*Excerto do documento*.
☆ ☆ ☆

RECURSO DE REVISTA
TAXA DE JUSTIÇA
MULTA
FALTA DE PAGAMENTO
DESENTRANHAMENTO
ALEGAÇÕES DE RECURSO
Sumário


Quando, no termo do prazo de 10 dias referido no nº1 do art. 642º do CPC, não tiver sido comprovado o pagamento da taxa de justiça devida e da multa ou da concessão do benefício do apoio judiciário, o tribunal determina o desentranhamento da alegação apresentada, não se aplicando, nesta situação, o disposto no art. 139º, nºs 5 e 6 do mesmo Código.

Texto Integral


Acordam, em conferência, no Supremo Tribunal de Justiça:


- A -



1. Foi, em 15-07-2022, pelo relator, proferido o seguinte despacho:

«Nas suas contra-alegações, MAPFRE – Seguros Gerais, S. A. levantou a questão prévia do não pagamento atempado da taxa de justiça e multa, por parte do Recorrente, relativamente à interposição do presente recurso de revista, referindo, entre o mais, que o Recorrente não procedeu ao pagamento da guia que foi emitida no prazo devido (até ao dia 31/01/2022), tendo apenas no dia 03/02/2022 remetido aos autos um DUC e comprovativo de pagamento, correspondente ao pagamento de Autoliquidações Diversas, Depósitos Autónomos, no valor 1.275,00€.

Fez, em seguida, menção ao disposto no art. 642º, nº2, do CPC, no qual se dispõe que:

«Quando, no termo do prazo de 10 dias referido no número anterior, não tiver sido comprovado o pagamento da taxa de justiça devida e da multa ou da concessão do benefício do apoio judiciário, o tribunal determina o desentranhamento da alegação, do requerimento ou da resposta apresentado pela parte em falta.»

Requer, em consequência, que seja determinado o desentranhamento das alegações de revista do Recorrente, o que implica o não conhecimento do objecto do recurso.


*


Ouça-se o Recorrente sobre esta matéria.»

☆ ☆ ☆

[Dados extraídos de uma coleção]

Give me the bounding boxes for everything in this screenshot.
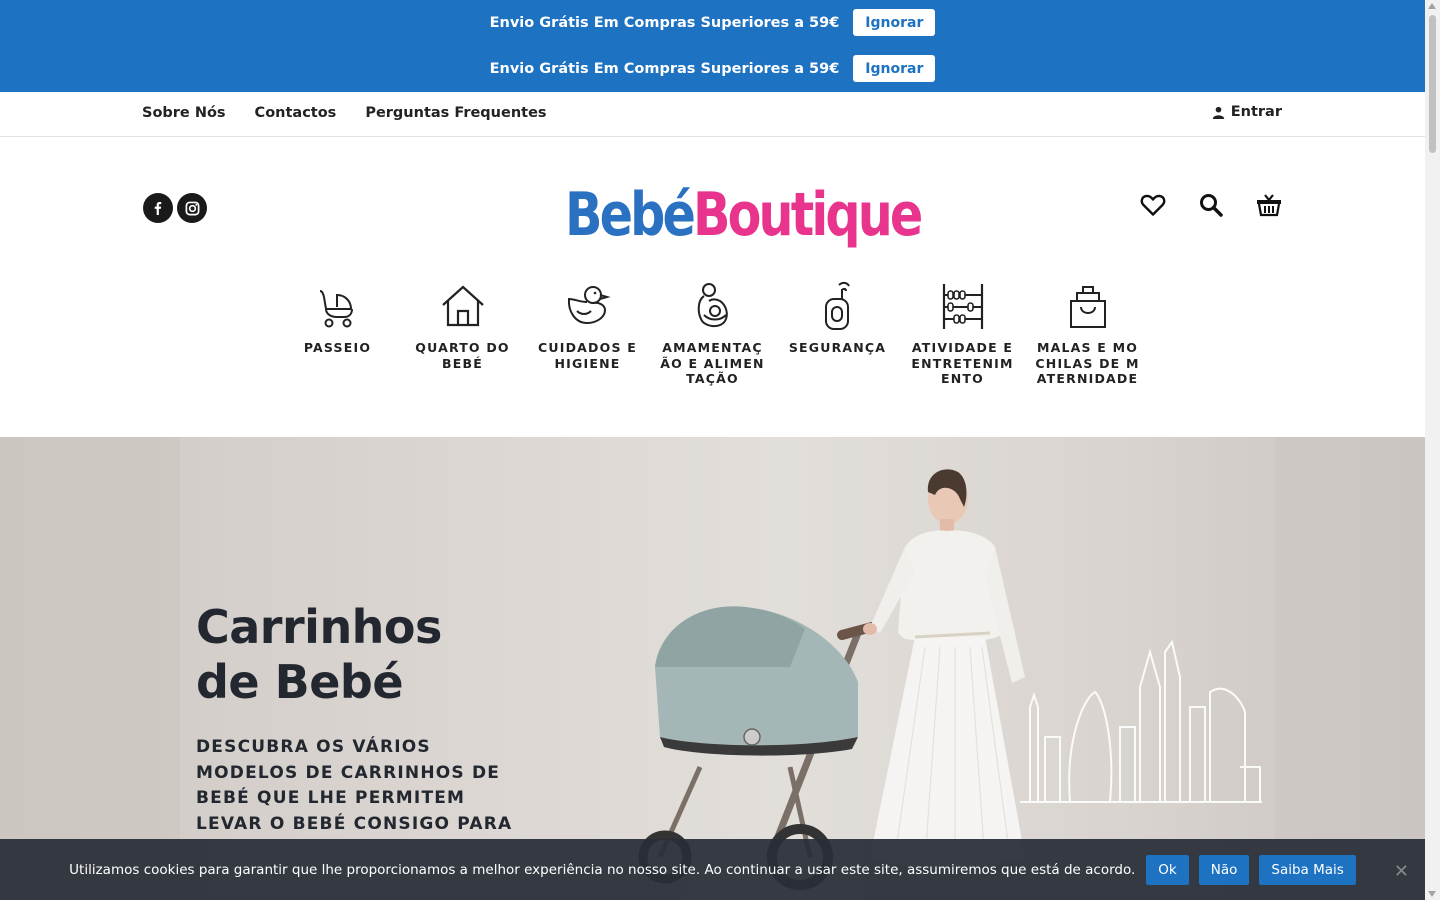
top-navigation: Sobre Nós Contactos Perguntas Frequentes… (0, 92, 1425, 137)
category-atividade[interactable]: ATIVIDADE E ENTRETENIMENTO (900, 281, 1025, 387)
social-links (143, 193, 207, 223)
cookie-banner: Utilizamos cookies para garantir que lhe… (0, 839, 1425, 900)
dismiss-notice-button[interactable]: Ignorar (853, 9, 936, 36)
category-cuidados-e-higiene[interactable]: CUIDADOS E HIGIENE (525, 281, 650, 387)
nav-link-sobre-nos[interactable]: Sobre Nós (142, 105, 226, 121)
bag-icon (1063, 281, 1113, 331)
scrollbar-thumb[interactable] (1429, 15, 1436, 153)
user-icon (1212, 106, 1224, 119)
site-header: BebéBoutique (0, 137, 1425, 277)
shipping-notice-bar: Envio Grátis Em Compras Superiores a 59€… (0, 0, 1425, 92)
hero-title-line: de Bebé (196, 655, 404, 709)
category-amamentacao[interactable]: AMAMENTAÇÃO E ALIMENTAÇÃO (650, 281, 775, 387)
login-link[interactable]: Entrar (1212, 104, 1282, 120)
basket-icon[interactable] (1255, 191, 1283, 219)
hero-title-line: Carrinhos (196, 600, 442, 654)
stroller-icon (313, 281, 363, 331)
category-seguranca[interactable]: SEGURANÇA (775, 281, 900, 387)
close-icon[interactable]: ✕ (1394, 861, 1409, 882)
hero-subtitle: DESCUBRA OS VÁRIOS MODELOS DE CARRINHOS … (196, 737, 513, 834)
category-menu: PASSEIO QUARTO DO BEBÉ CUIDADOS E HIGIEN… (275, 281, 1150, 387)
scroll-up-arrow-icon[interactable] (1428, 3, 1436, 9)
cookie-accept-button[interactable]: Ok (1146, 854, 1189, 885)
search-icon[interactable] (1197, 191, 1225, 219)
heart-icon[interactable] (1139, 191, 1167, 219)
shipping-notice-text: Envio Grátis Em Compras Superiores a 59€ (489, 60, 840, 77)
page-scrollbar[interactable] (1425, 0, 1440, 900)
scroll-down-arrow-icon[interactable] (1428, 891, 1436, 897)
category-label: ATIVIDADE E ENTRETENIMENTO (911, 340, 1014, 386)
cookie-decline-button[interactable]: Não (1198, 854, 1250, 885)
site-logo[interactable]: BebéBoutique (565, 175, 923, 255)
cookie-more-button[interactable]: Saiba Mais (1259, 854, 1356, 885)
shipping-notice-text: Envio Grátis Em Compras Superiores a 59€ (489, 14, 840, 31)
house-icon (438, 281, 488, 331)
category-label: MALAS E MOCHILAS DE MATERNIDADE (1035, 340, 1140, 386)
logo-part-2: Boutique (692, 180, 923, 250)
shipping-notice-row: Envio Grátis Em Compras Superiores a 59€… (0, 9, 1425, 36)
category-passeio[interactable]: PASSEIO (275, 281, 400, 387)
category-label: AMAMENTAÇÃO E ALIMENTAÇÃO (660, 340, 765, 386)
nav-link-contactos[interactable]: Contactos (255, 105, 337, 121)
category-label: PASSEIO (303, 340, 372, 355)
logo-part-1: Bebé (565, 180, 696, 250)
nav-link-faq[interactable]: Perguntas Frequentes (365, 105, 546, 121)
page: Envio Grátis Em Compras Superiores a 59€… (0, 0, 1425, 900)
duck-icon (563, 281, 613, 331)
hero-banner[interactable]: Carrinhos de Bebé DESCUBRA OS VÁRIOS MOD… (0, 437, 1425, 900)
category-label: SEGURANÇA (788, 340, 887, 355)
instagram-icon[interactable] (177, 193, 207, 223)
abacus-icon (938, 281, 988, 331)
login-label: Entrar (1230, 104, 1282, 120)
hero-title: Carrinhos de Bebé (196, 600, 516, 710)
category-label: CUIDADOS E HIGIENE (538, 340, 637, 371)
shipping-notice-row: Envio Grátis Em Compras Superiores a 59€… (0, 55, 1425, 82)
cookie-text: Utilizamos cookies para garantir que lhe… (69, 861, 1136, 878)
header-actions (1139, 191, 1283, 219)
dismiss-notice-button[interactable]: Ignorar (853, 55, 936, 82)
category-quarto-do-bebe[interactable]: QUARTO DO BEBÉ (400, 281, 525, 387)
breastfeeding-icon (688, 281, 738, 331)
category-label: QUARTO DO BEBÉ (415, 340, 510, 371)
baby-monitor-icon (813, 281, 863, 331)
facebook-icon[interactable] (143, 193, 173, 223)
category-malas[interactable]: MALAS E MOCHILAS DE MATERNIDADE (1025, 281, 1150, 387)
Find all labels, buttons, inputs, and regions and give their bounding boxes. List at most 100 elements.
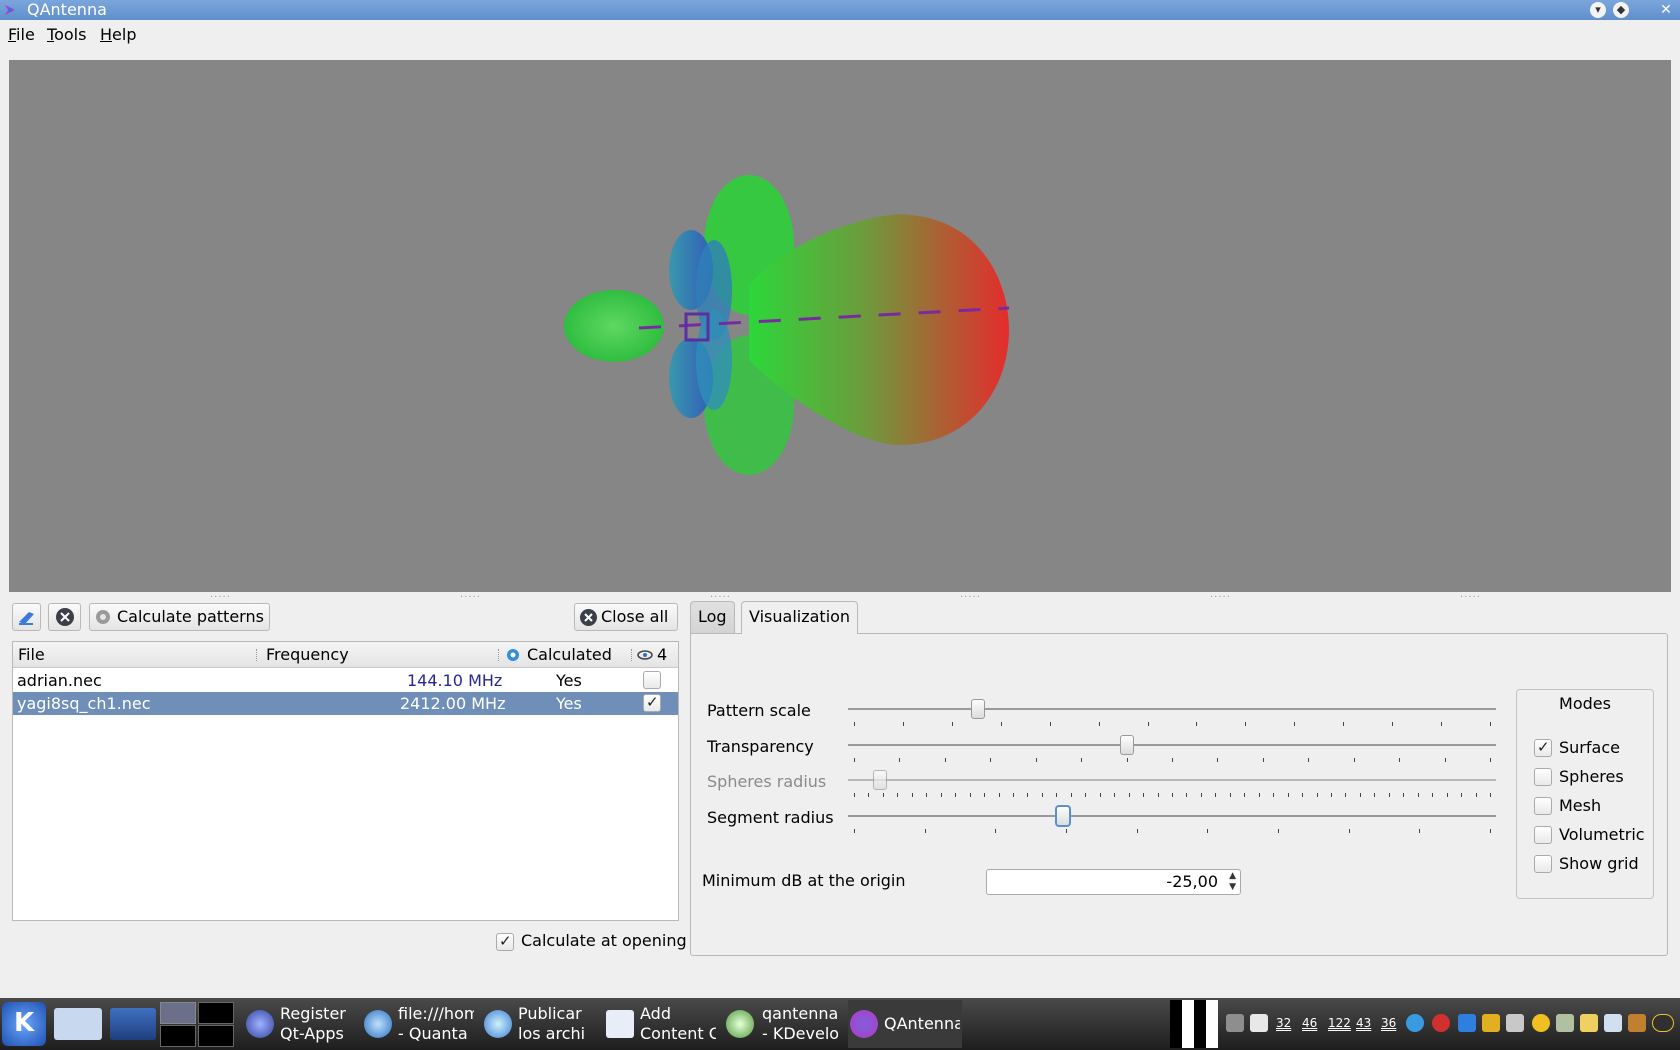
music-icon[interactable] (1556, 1014, 1574, 1032)
splitter-handle[interactable]: ····· (460, 592, 481, 603)
slider-tick (1027, 793, 1029, 797)
task-kdevelop[interactable]: qantenna - KDevelo (726, 1000, 840, 1048)
calculate-patterns-button[interactable]: Calculate patterns (89, 603, 270, 631)
table-row[interactable]: yagi8sq_ch1.nec 2412.00 MHz Yes (13, 692, 678, 715)
star-icon[interactable] (1532, 1014, 1550, 1032)
remove-icon (56, 608, 74, 626)
kde-menu-button[interactable]: K (2, 1002, 46, 1046)
segment-radius-handle[interactable] (1054, 805, 1071, 827)
splitter-handle[interactable]: ····· (210, 592, 231, 603)
column-header-frequency[interactable]: Frequency (266, 645, 349, 664)
segment-radius-slider[interactable] (848, 815, 1496, 817)
pager-desktop-2[interactable] (198, 1002, 234, 1024)
task-title: QAntenna (884, 1014, 960, 1033)
pager-desktop-1[interactable] (160, 1002, 196, 1024)
spinbox-arrows-icon[interactable]: ▲ ▼ (1229, 871, 1236, 893)
slider-tick (1143, 793, 1145, 797)
file-table[interactable]: File Frequency Calculated 4 adrian.nec 1… (12, 641, 679, 921)
remove-file-button[interactable] (48, 603, 81, 631)
task-qantenna[interactable]: QAntenna (848, 1000, 962, 1048)
menu-file[interactable]: File (8, 25, 35, 44)
bluetooth-icon[interactable] (1432, 1014, 1450, 1032)
volumetric-checkbox[interactable] (1534, 826, 1552, 844)
clipboard-icon[interactable] (1250, 1014, 1268, 1032)
calculate-at-opening-label[interactable]: Calculate at opening (521, 931, 687, 950)
task-register[interactable]: Register Qt-Apps (246, 1000, 356, 1048)
radiation-pattern-viewport[interactable] (9, 60, 1671, 592)
close-all-button[interactable]: Close all (574, 603, 678, 631)
slider-tick (854, 722, 855, 726)
desktop-preview-icon[interactable] (110, 1008, 156, 1040)
pager-desktop-4[interactable] (198, 1025, 234, 1047)
volume-icon[interactable] (1506, 1014, 1524, 1032)
display-icon[interactable] (1604, 1014, 1622, 1032)
pattern-scale-slider[interactable] (848, 708, 1496, 710)
modes-group: Modes Surface Spheres Mesh Volumetric Sh… (1516, 689, 1654, 899)
slider-tick (995, 829, 997, 833)
menu-tools[interactable]: Tools (47, 25, 86, 44)
calculate-at-opening-checkbox[interactable] (496, 932, 514, 951)
show-desktop-icon[interactable] (54, 1008, 102, 1040)
slider-tick (1098, 722, 1100, 726)
slider-tick (1316, 793, 1318, 797)
slider-tick (1000, 722, 1002, 726)
slider-tick (1287, 793, 1289, 797)
task-add-content[interactable]: Add Content C (606, 1000, 718, 1048)
mesh-checkbox[interactable] (1534, 797, 1552, 815)
network-icon[interactable] (1406, 1014, 1424, 1032)
slider-tick (1207, 829, 1209, 833)
drive-icon[interactable] (1226, 1014, 1244, 1032)
transparency-label: Transparency (707, 737, 814, 756)
row-file-name: yagi8sq_ch1.nec (17, 694, 151, 713)
system-monitor-icon[interactable] (1170, 1000, 1218, 1048)
close-icon (580, 609, 597, 626)
splitter-handle[interactable]: ····· (1460, 592, 1481, 603)
slider-tick (1136, 829, 1138, 833)
power-icon[interactable] (1580, 1014, 1598, 1032)
package-icon[interactable] (1628, 1014, 1646, 1032)
slider-tick (1114, 793, 1116, 797)
slider-tick (1196, 722, 1198, 726)
slider-tick (926, 793, 928, 797)
row-visible-checkbox[interactable] (643, 693, 661, 712)
splitter-handle[interactable]: ····· (960, 592, 981, 603)
menu-help[interactable]: Help (100, 25, 136, 44)
table-row[interactable]: adrian.nec 144.10 MHz Yes (13, 669, 678, 692)
column-header-file[interactable]: File (18, 645, 45, 664)
surface-checkbox[interactable] (1534, 738, 1552, 757)
tab-visualization[interactable]: Visualization (741, 601, 859, 634)
spheres-radius-slider (848, 779, 1496, 781)
spheres-checkbox[interactable] (1534, 768, 1552, 786)
slider-tick (1446, 793, 1448, 797)
column-header-calculated[interactable]: Calculated (527, 645, 612, 664)
transparency-handle[interactable] (1119, 735, 1134, 755)
pattern-scale-handle[interactable] (970, 699, 985, 719)
row-frequency: 2412.00 MHz (400, 694, 506, 713)
quanta-icon (364, 1010, 392, 1038)
maximize-icon[interactable]: ◆ (1613, 2, 1629, 18)
task-quanta[interactable]: file:///hom - Quanta (364, 1000, 476, 1048)
open-file-button[interactable] (12, 603, 41, 631)
minimize-icon[interactable]: ▾ (1590, 2, 1606, 18)
transparency-slider[interactable] (848, 744, 1496, 746)
close-icon[interactable]: ✕ (1658, 2, 1674, 18)
slider-tick (924, 829, 926, 833)
qantenna-icon (850, 1010, 878, 1038)
kopete-icon[interactable] (1458, 1014, 1476, 1032)
tray-value: 122 (1328, 1016, 1351, 1030)
menu-bar: File Tools Help (0, 20, 1680, 50)
tab-log[interactable]: Log (690, 601, 735, 633)
min-db-spinbox[interactable]: -25,00 ▲ ▼ (986, 869, 1241, 895)
notes-icon[interactable] (1482, 1014, 1500, 1032)
kdevelop-icon (726, 1010, 754, 1038)
show-grid-checkbox[interactable] (1534, 855, 1552, 873)
pager-desktop-3[interactable] (160, 1025, 196, 1047)
slider-tick (1353, 758, 1355, 762)
slider-tick (1099, 793, 1101, 797)
row-visible-checkbox[interactable] (643, 671, 661, 689)
slider-tick (882, 793, 884, 797)
splitter-handle[interactable]: ····· (1210, 592, 1231, 603)
moon-icon[interactable] (1652, 1014, 1674, 1032)
min-db-label: Minimum dB at the origin (702, 871, 906, 890)
task-publicar[interactable]: Publicar los archi (484, 1000, 596, 1048)
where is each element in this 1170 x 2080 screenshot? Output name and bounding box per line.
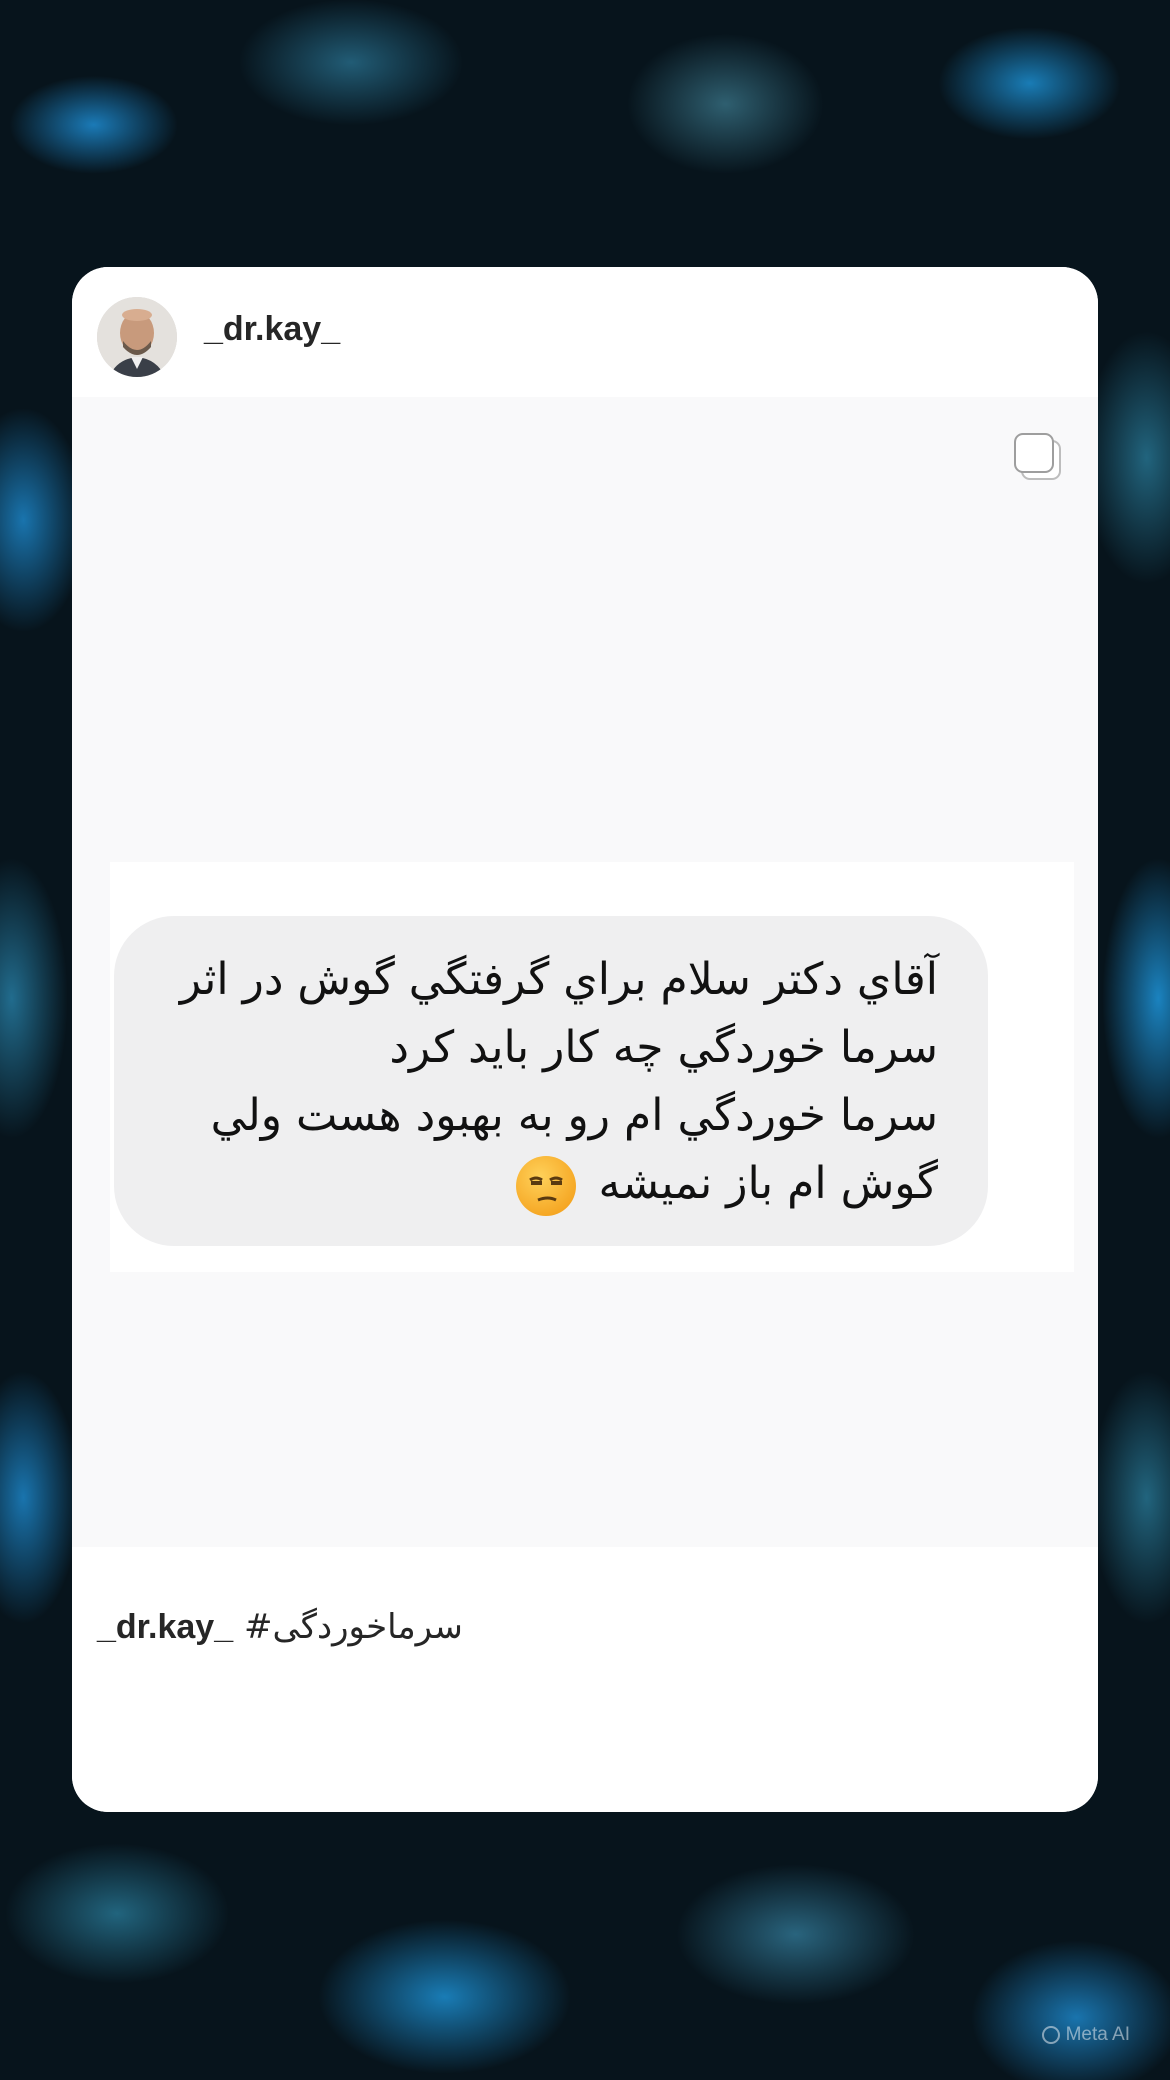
unamused-face-emoji-icon	[516, 1156, 577, 1216]
post-media[interactable]: آقاي دكتر سلام براي گرفتگي گوش در اثر سر…	[72, 397, 1098, 1547]
meta-ai-watermark: Meta AI	[1041, 2024, 1130, 2046]
message-line-4: گوش ام باز نميشه	[152, 1150, 938, 1218]
message-screenshot: آقاي دكتر سلام براي گرفتگي گوش در اثر سر…	[110, 862, 1074, 1272]
message-line-2: سرما خوردگي چه كار بايد كرد	[389, 1022, 938, 1073]
watermark-text: Meta AI	[1065, 2024, 1130, 2045]
post-footer: _dr.kay_ #سرماخوردگی	[72, 1547, 1098, 1812]
message-line-1: آقاي دكتر سلام براي گرفتگي گوش در اثر	[179, 954, 938, 1005]
message-bubble: آقاي دكتر سلام براي گرفتگي گوش در اثر سر…	[114, 916, 988, 1246]
message-line-4-text: گوش ام باز نميشه	[598, 1158, 938, 1209]
multiple-images-icon	[1012, 431, 1064, 483]
meta-ai-ring-icon	[1041, 2026, 1060, 2044]
post-card: _dr.kay_ آقاي دكتر سلام براي گرفتگي گوش …	[72, 267, 1098, 1812]
caption-hashtag[interactable]: #سرماخوردگی	[244, 1607, 463, 1647]
post-caption: _dr.kay_ #سرماخوردگی	[97, 1607, 463, 1647]
post-username[interactable]: _dr.kay_	[204, 310, 340, 349]
avatar[interactable]	[97, 297, 177, 377]
caption-username[interactable]: _dr.kay_	[97, 1608, 233, 1646]
profile-photo-icon	[97, 297, 177, 377]
post-header: _dr.kay_	[72, 267, 1098, 397]
message-line-3: سرما خوردگي ام رو به بهبود هست ولي	[210, 1090, 938, 1141]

☆ ☆ ☆

*Instrução escrita 1*. Resuma em duas frases o acórdão sobre a taxa de justiça.
*Instrução escrita 2*.
Responda às perguntas seguintes com base no acórdão sobre a taxa de justiça, uma resposta por linha, com as mesmas letras:
(a) Em que data foi proferido o despacho do relator?
(b) Qual o valor do pagamento correspondente ao DUC remetido aos autos em 03/02/2022?
(c) Segundo a MAPFRE, até que dia devia ter sido paga a guia emitida?
*Instrução escrita 3*. Prossiga o acórdão sobre a taxa de justiça a partir da última frase apresentada.

*Resposta à tarefa 1*. Segundo o sumário, se no termo do prazo de 10 dias do nº1 do art. 642º do CPC não estiver comprovado o pagamento da taxa de justiça devida e da multa ou a concessão do apoio judiciário, o tribunal determina o desentranhamento da alegação, sem aplicação do art. 139º, nºs 5 e 6, do mesmo Código. No caso, a MAPFRE – Seguros Gerais, S. A. alegou nas contra-alegações que o Recorrente não pagou a guia no prazo devido, que terminava a 31/01/2022, e só em 03/02/2022 remeteu aos autos um DUC e o comprovativo de pagamento, pelo que requereu o desentranhamento das alegações de revista; em 15-07-2022, o relator determinou que o Recorrente fosse ouvido sobre a matéria.

*Resposta à tarefa 2*.
(a) 15-07-2022.
(b) 1.275,00€.
(c) Até 31/01/2022.

*Resposta à tarefa 3*.
*


O Recorrente veio, em resposta, dizer o seguinte:

«AA, devidamente identificado nos autos em epígrafe, tendo sido notificado para o efeito, vem esclarecer que se mostra efectuado o pagamento do montante da guia que foi emitida para o efeito, no montante de €1.275,00, e, não obstante o disposto no art.º 642.º n.º 2 do CPC, seria sempre de aplicar o disposto no art.º 139.º do mesmo diploma, designadamente no seu n.º 6, pelo que não deve ser determinado o desentranhamento da referida alegação.»


2. Na sequência, em 14-10-2022, foi proferida decisão em singular, na qual se considerou o seguinte:

«Verifica-se que o acórdão proferido no Tribunal da Relação foi notificado às partes em 22-11-2021 (data da certificação Citius).

O A. interpôs recurso de revista em 12-01-2022.

 Foi, em 18-01-2022, emitida guia para pagamento de taxa de justiça e multas ao abrigo do disposto no art. 139º e 642º do CPC, com advertência de que o montante em dívida (€1.275,00) era pagável até 31-01-2022 e com notificação efectuada nos seguintes termos:

«Assunto: Pagamento de taxa de justiça e multa – art.º 642.º nº 1 CPC + 139º CPC

Com referência ao processo acima identificado, fica notificado, na qualidade de Mandatário do Recorrente AA, para, no prazo de 10 dias, efectuar o pagamento da taxa de justiça devida acrescida de uma multa de igual montante - artº 642º, nº 1, bem como da multa prevista no artº 139º, nºs 5 e 6.

Limites da multa:

1 - Se a taxa de justiça devida for inferior a 1 UC, a multa terá o valor de 1 UC.

2 - Se a taxa de justiça devida for superior a 5 UC, a multa terá o valor de 5 UC.

Pagamento da taxa de justiça e da multa

O pagamento da taxa de justiça e da multa em falta deverá ser efetuado, nos termos do n.º 1 do artigo 21.º da Portaria n.º 419-A/2009, de 17 de abril, por Guia DUC, dentro do prazo concedido.

Prazo de pagamento

O prazo de pagamento, bem como o montante, locais e o modo de pagamento da taxa de justiça e da respetiva multa constam da guia anexa.

Cominação

A falta de pagamento da taxa de justiça e da multa no prazo assinalado implica o desentranhamento da alegação, do requerimento ou da resposta apresentada pela parte em falta.»


O Recorrente veio, em 03-02-2022, juntar o comprovativo do pagamento do montante em causa, o que fez para além do limite fixado, que era, como se[1] viu, o de 31-01-2022.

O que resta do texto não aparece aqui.